* [Work to do]: Reproduce every entry below precisely; do not include the pictures.

** start of Given entries **

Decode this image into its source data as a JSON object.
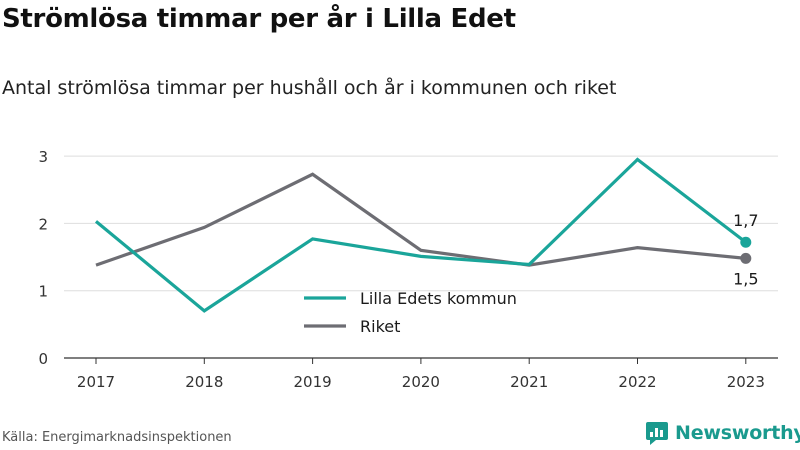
{
  "title": "Strömlösa timmar per år i Lilla Edet",
  "subtitle": "Antal strömlösa timmar per hushåll och år i kommunen och riket",
  "source": "Källa: Energimarknadsinspektionen",
  "brand": {
    "name": "Newsworthy",
    "icon": "newsworthy-logo-icon",
    "color": "#1a9a8e"
  },
  "chart_data": {
    "type": "line",
    "x": [
      "2017",
      "2018",
      "2019",
      "2020",
      "2021",
      "2022",
      "2023"
    ],
    "y_ticks": [
      "0",
      "1",
      "2",
      "3"
    ],
    "ylim": [
      0,
      3.2
    ],
    "grid": true,
    "legend_position": "center-bottom",
    "series": [
      {
        "name": "Lilla Edets kommun",
        "color": "#1aa59a",
        "values": [
          2.03,
          0.7,
          1.77,
          1.51,
          1.39,
          2.95,
          1.72
        ],
        "end_label": "1,7"
      },
      {
        "name": "Riket",
        "color": "#6d6d73",
        "values": [
          1.38,
          1.94,
          2.73,
          1.6,
          1.38,
          1.64,
          1.48
        ],
        "end_label": "1,5"
      }
    ]
  }
}
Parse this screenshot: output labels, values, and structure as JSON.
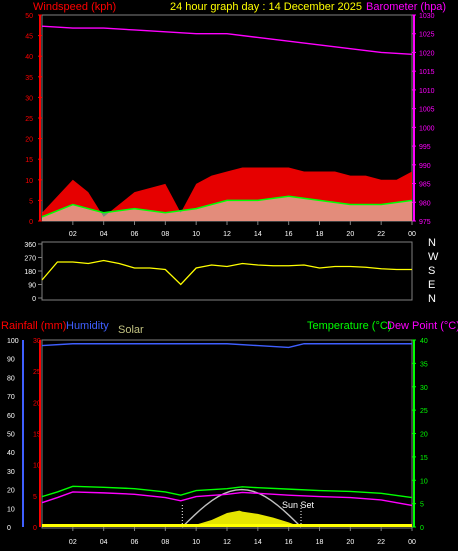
{
  "header": {
    "title": "24 hour graph day : 14 December 2025",
    "left_label": "Windspeed (kph)",
    "right_label": "Barometer (hpa)"
  },
  "colors": {
    "windspeed": "#ff0000",
    "barometer": "#ff00ff",
    "gust": "#ff0000",
    "avg_wind": "#00ff00",
    "direction": "#ffff00",
    "humidity": "#3f5fff",
    "temperature": "#00ff00",
    "dewpoint": "#ff00ff",
    "solar": "#ffff00",
    "solar_curve": "#c0c0c0",
    "title": "#ffff00",
    "axis": "#808080"
  },
  "chart_data": [
    {
      "type": "line",
      "panel": "wind-barometer",
      "x_ticks": [
        "02",
        "04",
        "06",
        "08",
        "10",
        "12",
        "14",
        "16",
        "18",
        "20",
        "22",
        "00"
      ],
      "left_axis": {
        "label": "Windspeed (kph)",
        "ticks": [
          0,
          5,
          10,
          15,
          20,
          25,
          30,
          35,
          40,
          45,
          50
        ],
        "range": [
          0,
          50
        ]
      },
      "right_axis": {
        "label": "Barometer (hpa)",
        "ticks": [
          975,
          980,
          985,
          990,
          995,
          1000,
          1005,
          1010,
          1015,
          1020,
          1025,
          1030
        ],
        "range": [
          975,
          1030
        ]
      },
      "series": [
        {
          "name": "Barometer (hpa)",
          "axis": "right",
          "x": [
            0,
            2,
            4,
            6,
            8,
            10,
            12,
            14,
            16,
            18,
            20,
            22,
            24
          ],
          "values": [
            1027,
            1026.5,
            1026.5,
            1026,
            1025.5,
            1025,
            1025,
            1024,
            1023,
            1022,
            1021,
            1020,
            1019.5
          ]
        },
        {
          "name": "Windspeed gust",
          "axis": "left",
          "x": [
            0,
            1,
            2,
            3,
            4,
            5,
            6,
            7,
            8,
            9,
            10,
            11,
            12,
            13,
            14,
            15,
            16,
            17,
            18,
            19,
            20,
            21,
            22,
            23,
            24
          ],
          "values": [
            2,
            6,
            10,
            7,
            1,
            4,
            7,
            8,
            9,
            2,
            9,
            11,
            12,
            13,
            13,
            13,
            13,
            12,
            12,
            12,
            11,
            11,
            10,
            10,
            12
          ]
        },
        {
          "name": "Windspeed average",
          "axis": "left",
          "x": [
            0,
            2,
            4,
            6,
            8,
            10,
            12,
            14,
            16,
            18,
            20,
            22,
            24
          ],
          "values": [
            1,
            4,
            2,
            3,
            2,
            3,
            5,
            5,
            6,
            5,
            4,
            4,
            5
          ]
        }
      ]
    },
    {
      "type": "line",
      "panel": "wind-direction",
      "x_ticks": [
        "02",
        "04",
        "06",
        "08",
        "10",
        "12",
        "14",
        "16",
        "18",
        "20",
        "22",
        "00"
      ],
      "left_axis": {
        "ticks": [
          0,
          90,
          180,
          270,
          360
        ],
        "range": [
          0,
          360
        ]
      },
      "right_labels": [
        "N",
        "W",
        "S",
        "E",
        "N"
      ],
      "series": [
        {
          "name": "Wind direction",
          "x": [
            0,
            1,
            2,
            3,
            4,
            5,
            6,
            7,
            8,
            9,
            10,
            11,
            12,
            13,
            14,
            15,
            16,
            17,
            18,
            19,
            20,
            21,
            22,
            23,
            24
          ],
          "values": [
            120,
            240,
            240,
            230,
            250,
            230,
            200,
            200,
            190,
            90,
            200,
            220,
            210,
            230,
            220,
            215,
            215,
            220,
            200,
            210,
            210,
            205,
            195,
            190,
            190
          ]
        }
      ]
    },
    {
      "type": "line",
      "panel": "temperature-humidity",
      "labels": {
        "rainfall": "Rainfall (mm)",
        "humidity": "Humidity",
        "solar": "Solar",
        "temperature": "Temperature (°C)",
        "dewpoint": "Dew Point (°C)",
        "sunset": "Sun Set"
      },
      "x_ticks": [
        "02",
        "04",
        "06",
        "08",
        "10",
        "12",
        "14",
        "16",
        "18",
        "20",
        "22",
        "00"
      ],
      "humidity_axis": {
        "ticks": [
          0,
          10,
          20,
          30,
          40,
          50,
          60,
          70,
          80,
          90,
          100
        ],
        "range": [
          0,
          100
        ]
      },
      "rain_axis": {
        "ticks": [
          0,
          5,
          10,
          15,
          20,
          25,
          30
        ],
        "range": [
          0,
          30
        ]
      },
      "temp_axis": {
        "ticks": [
          0,
          5,
          10,
          15,
          20,
          25,
          30,
          35,
          40
        ],
        "range": [
          0,
          40
        ]
      },
      "series": [
        {
          "name": "Humidity",
          "x": [
            0,
            2,
            4,
            6,
            8,
            10,
            12,
            14,
            16,
            17,
            18,
            20,
            22,
            24
          ],
          "values": [
            97,
            98,
            98,
            98,
            98,
            98,
            98,
            97,
            96,
            98,
            98,
            98,
            98,
            98
          ]
        },
        {
          "name": "Temperature (°C)",
          "x": [
            0,
            1,
            2,
            4,
            6,
            8,
            9,
            10,
            12,
            13,
            14,
            16,
            18,
            20,
            22,
            24
          ],
          "values": [
            6.5,
            7.5,
            8.7,
            8.5,
            8.2,
            7.5,
            6.8,
            7.8,
            8.2,
            8.6,
            8.4,
            8.1,
            7.8,
            7.6,
            7.2,
            6.3
          ]
        },
        {
          "name": "Dew Point (°C)",
          "x": [
            0,
            1,
            2,
            4,
            6,
            8,
            9,
            10,
            12,
            13,
            14,
            16,
            18,
            20,
            22,
            24
          ],
          "values": [
            5.2,
            6.3,
            7.5,
            7.3,
            7.0,
            6.3,
            5.6,
            6.5,
            7.0,
            7.4,
            7.2,
            6.8,
            6.5,
            6.3,
            5.8,
            4.6
          ]
        },
        {
          "name": "Solar",
          "x": [
            9.1,
            10,
            11,
            12,
            12.8,
            13,
            14,
            15,
            16,
            16.8
          ],
          "values": [
            0,
            0.5,
            1.5,
            3,
            3.5,
            3.3,
            2.8,
            2,
            1,
            0
          ]
        }
      ],
      "sunrise_hour": 9.1,
      "sunset_hour": 16.8
    }
  ]
}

** end of Given entries **

* [Result of the exercise]:
Decode this image into its source data as a JSON object.
{
  "title": "Strömlösa timmar per år i Lilla Edet",
  "subtitle": "Antal strömlösa timmar per hushåll och år i kommunen och riket",
  "source": "Källa: Energimarknadsinspektionen",
  "brand": {
    "name": "Newsworthy",
    "icon": "newsworthy-logo-icon",
    "color": "#1a9a8e"
  },
  "chart_data": {
    "type": "line",
    "x": [
      "2017",
      "2018",
      "2019",
      "2020",
      "2021",
      "2022",
      "2023"
    ],
    "y_ticks": [
      "0",
      "1",
      "2",
      "3"
    ],
    "ylim": [
      0,
      3.2
    ],
    "grid": true,
    "legend_position": "center-bottom",
    "series": [
      {
        "name": "Lilla Edets kommun",
        "color": "#1aa59a",
        "values": [
          2.03,
          0.7,
          1.77,
          1.51,
          1.39,
          2.95,
          1.72
        ],
        "end_label": "1,7"
      },
      {
        "name": "Riket",
        "color": "#6d6d73",
        "values": [
          1.38,
          1.94,
          2.73,
          1.6,
          1.38,
          1.64,
          1.48
        ],
        "end_label": "1,5"
      }
    ]
  }
}
Parse this screenshot: output labels, values, and structure as JSON.
{
  "header": {
    "title": "24 hour graph day : 14 December 2025",
    "left_label": "Windspeed (kph)",
    "right_label": "Barometer (hpa)"
  },
  "colors": {
    "windspeed": "#ff0000",
    "barometer": "#ff00ff",
    "gust": "#ff0000",
    "avg_wind": "#00ff00",
    "direction": "#ffff00",
    "humidity": "#3f5fff",
    "temperature": "#00ff00",
    "dewpoint": "#ff00ff",
    "solar": "#ffff00",
    "solar_curve": "#c0c0c0",
    "title": "#ffff00",
    "axis": "#808080"
  },
  "chart_data": [
    {
      "type": "line",
      "panel": "wind-barometer",
      "x_ticks": [
        "02",
        "04",
        "06",
        "08",
        "10",
        "12",
        "14",
        "16",
        "18",
        "20",
        "22",
        "00"
      ],
      "left_axis": {
        "label": "Windspeed (kph)",
        "ticks": [
          0,
          5,
          10,
          15,
          20,
          25,
          30,
          35,
          40,
          45,
          50
        ],
        "range": [
          0,
          50
        ]
      },
      "right_axis": {
        "label": "Barometer (hpa)",
        "ticks": [
          975,
          980,
          985,
          990,
          995,
          1000,
          1005,
          1010,
          1015,
          1020,
          1025,
          1030
        ],
        "range": [
          975,
          1030
        ]
      },
      "series": [
        {
          "name": "Barometer (hpa)",
          "axis": "right",
          "x": [
            0,
            2,
            4,
            6,
            8,
            10,
            12,
            14,
            16,
            18,
            20,
            22,
            24
          ],
          "values": [
            1027,
            1026.5,
            1026.5,
            1026,
            1025.5,
            1025,
            1025,
            1024,
            1023,
            1022,
            1021,
            1020,
            1019.5
          ]
        },
        {
          "name": "Windspeed gust",
          "axis": "left",
          "x": [
            0,
            1,
            2,
            3,
            4,
            5,
            6,
            7,
            8,
            9,
            10,
            11,
            12,
            13,
            14,
            15,
            16,
            17,
            18,
            19,
            20,
            21,
            22,
            23,
            24
          ],
          "values": [
            2,
            6,
            10,
            7,
            1,
            4,
            7,
            8,
            9,
            2,
            9,
            11,
            12,
            13,
            13,
            13,
            13,
            12,
            12,
            12,
            11,
            11,
            10,
            10,
            12
          ]
        },
        {
          "name": "Windspeed average",
          "axis": "left",
          "x": [
            0,
            2,
            4,
            6,
            8,
            10,
            12,
            14,
            16,
            18,
            20,
            22,
            24
          ],
          "values": [
            1,
            4,
            2,
            3,
            2,
            3,
            5,
            5,
            6,
            5,
            4,
            4,
            5
          ]
        }
      ]
    },
    {
      "type": "line",
      "panel": "wind-direction",
      "x_ticks": [
        "02",
        "04",
        "06",
        "08",
        "10",
        "12",
        "14",
        "16",
        "18",
        "20",
        "22",
        "00"
      ],
      "left_axis": {
        "ticks": [
          0,
          90,
          180,
          270,
          360
        ],
        "range": [
          0,
          360
        ]
      },
      "right_labels": [
        "N",
        "W",
        "S",
        "E",
        "N"
      ],
      "series": [
        {
          "name": "Wind direction",
          "x": [
            0,
            1,
            2,
            3,
            4,
            5,
            6,
            7,
            8,
            9,
            10,
            11,
            12,
            13,
            14,
            15,
            16,
            17,
            18,
            19,
            20,
            21,
            22,
            23,
            24
          ],
          "values": [
            120,
            240,
            240,
            230,
            250,
            230,
            200,
            200,
            190,
            90,
            200,
            220,
            210,
            230,
            220,
            215,
            215,
            220,
            200,
            210,
            210,
            205,
            195,
            190,
            190
          ]
        }
      ]
    },
    {
      "type": "line",
      "panel": "temperature-humidity",
      "labels": {
        "rainfall": "Rainfall (mm)",
        "humidity": "Humidity",
        "solar": "Solar",
        "temperature": "Temperature (°C)",
        "dewpoint": "Dew Point (°C)",
        "sunset": "Sun Set"
      },
      "x_ticks": [
        "02",
        "04",
        "06",
        "08",
        "10",
        "12",
        "14",
        "16",
        "18",
        "20",
        "22",
        "00"
      ],
      "humidity_axis": {
        "ticks": [
          0,
          10,
          20,
          30,
          40,
          50,
          60,
          70,
          80,
          90,
          100
        ],
        "range": [
          0,
          100
        ]
      },
      "rain_axis": {
        "ticks": [
          0,
          5,
          10,
          15,
          20,
          25,
          30
        ],
        "range": [
          0,
          30
        ]
      },
      "temp_axis": {
        "ticks": [
          0,
          5,
          10,
          15,
          20,
          25,
          30,
          35,
          40
        ],
        "range": [
          0,
          40
        ]
      },
      "series": [
        {
          "name": "Humidity",
          "x": [
            0,
            2,
            4,
            6,
            8,
            10,
            12,
            14,
            16,
            17,
            18,
            20,
            22,
            24
          ],
          "values": [
            97,
            98,
            98,
            98,
            98,
            98,
            98,
            97,
            96,
            98,
            98,
            98,
            98,
            98
          ]
        },
        {
          "name": "Temperature (°C)",
          "x": [
            0,
            1,
            2,
            4,
            6,
            8,
            9,
            10,
            12,
            13,
            14,
            16,
            18,
            20,
            22,
            24
          ],
          "values": [
            6.5,
            7.5,
            8.7,
            8.5,
            8.2,
            7.5,
            6.8,
            7.8,
            8.2,
            8.6,
            8.4,
            8.1,
            7.8,
            7.6,
            7.2,
            6.3
          ]
        },
        {
          "name": "Dew Point (°C)",
          "x": [
            0,
            1,
            2,
            4,
            6,
            8,
            9,
            10,
            12,
            13,
            14,
            16,
            18,
            20,
            22,
            24
          ],
          "values": [
            5.2,
            6.3,
            7.5,
            7.3,
            7.0,
            6.3,
            5.6,
            6.5,
            7.0,
            7.4,
            7.2,
            6.8,
            6.5,
            6.3,
            5.8,
            4.6
          ]
        },
        {
          "name": "Solar",
          "x": [
            9.1,
            10,
            11,
            12,
            12.8,
            13,
            14,
            15,
            16,
            16.8
          ],
          "values": [
            0,
            0.5,
            1.5,
            3,
            3.5,
            3.3,
            2.8,
            2,
            1,
            0
          ]
        }
      ],
      "sunrise_hour": 9.1,
      "sunset_hour": 16.8
    }
  ]
}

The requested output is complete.